### DIRECTIONS FOR THIS TASK:
Transcribe all of the material exactly. Any picture in it should be left out.

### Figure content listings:
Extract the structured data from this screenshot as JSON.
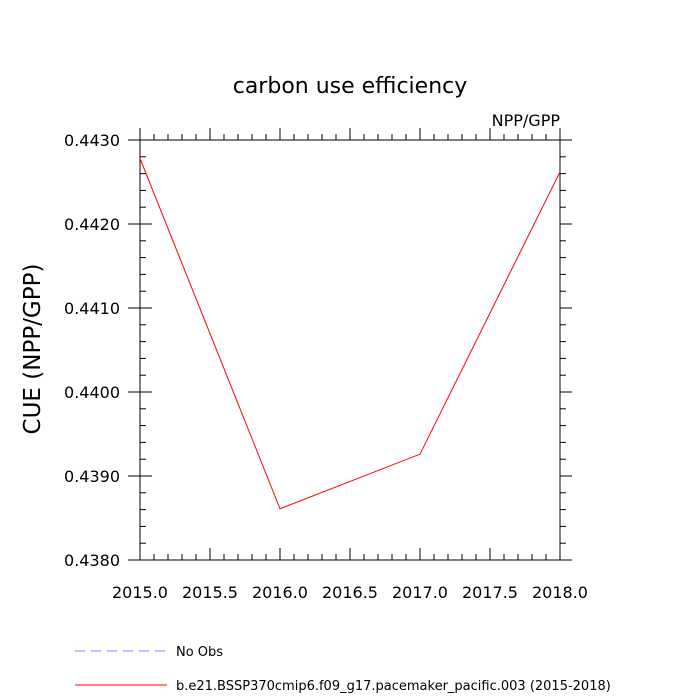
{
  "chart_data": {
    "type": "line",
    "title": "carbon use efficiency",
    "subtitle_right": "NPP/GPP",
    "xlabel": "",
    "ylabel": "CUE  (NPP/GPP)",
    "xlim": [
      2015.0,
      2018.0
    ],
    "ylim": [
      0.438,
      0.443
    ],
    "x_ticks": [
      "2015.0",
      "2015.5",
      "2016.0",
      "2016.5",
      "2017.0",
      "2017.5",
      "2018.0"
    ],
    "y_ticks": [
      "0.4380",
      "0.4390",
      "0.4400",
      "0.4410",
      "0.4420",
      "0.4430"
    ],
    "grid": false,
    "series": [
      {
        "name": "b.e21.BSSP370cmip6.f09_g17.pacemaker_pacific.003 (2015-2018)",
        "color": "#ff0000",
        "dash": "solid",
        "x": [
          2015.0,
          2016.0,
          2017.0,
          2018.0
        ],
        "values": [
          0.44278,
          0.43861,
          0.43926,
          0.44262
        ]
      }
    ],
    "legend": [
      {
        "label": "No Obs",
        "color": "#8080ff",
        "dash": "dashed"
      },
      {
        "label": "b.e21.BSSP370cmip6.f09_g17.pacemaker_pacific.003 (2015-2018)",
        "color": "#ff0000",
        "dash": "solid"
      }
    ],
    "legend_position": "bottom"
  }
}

### EXPECTED ANSWER:
Extract the structured data from this screenshot as JSON.
{
  "chart_data": {
    "type": "line",
    "title": "carbon use efficiency",
    "subtitle_right": "NPP/GPP",
    "xlabel": "",
    "ylabel": "CUE  (NPP/GPP)",
    "xlim": [
      2015.0,
      2018.0
    ],
    "ylim": [
      0.438,
      0.443
    ],
    "x_ticks": [
      "2015.0",
      "2015.5",
      "2016.0",
      "2016.5",
      "2017.0",
      "2017.5",
      "2018.0"
    ],
    "y_ticks": [
      "0.4380",
      "0.4390",
      "0.4400",
      "0.4410",
      "0.4420",
      "0.4430"
    ],
    "grid": false,
    "series": [
      {
        "name": "b.e21.BSSP370cmip6.f09_g17.pacemaker_pacific.003 (2015-2018)",
        "color": "#ff0000",
        "dash": "solid",
        "x": [
          2015.0,
          2016.0,
          2017.0,
          2018.0
        ],
        "values": [
          0.44278,
          0.43861,
          0.43926,
          0.44262
        ]
      }
    ],
    "legend": [
      {
        "label": "No Obs",
        "color": "#8080ff",
        "dash": "dashed"
      },
      {
        "label": "b.e21.BSSP370cmip6.f09_g17.pacemaker_pacific.003 (2015-2018)",
        "color": "#ff0000",
        "dash": "solid"
      }
    ],
    "legend_position": "bottom"
  }
}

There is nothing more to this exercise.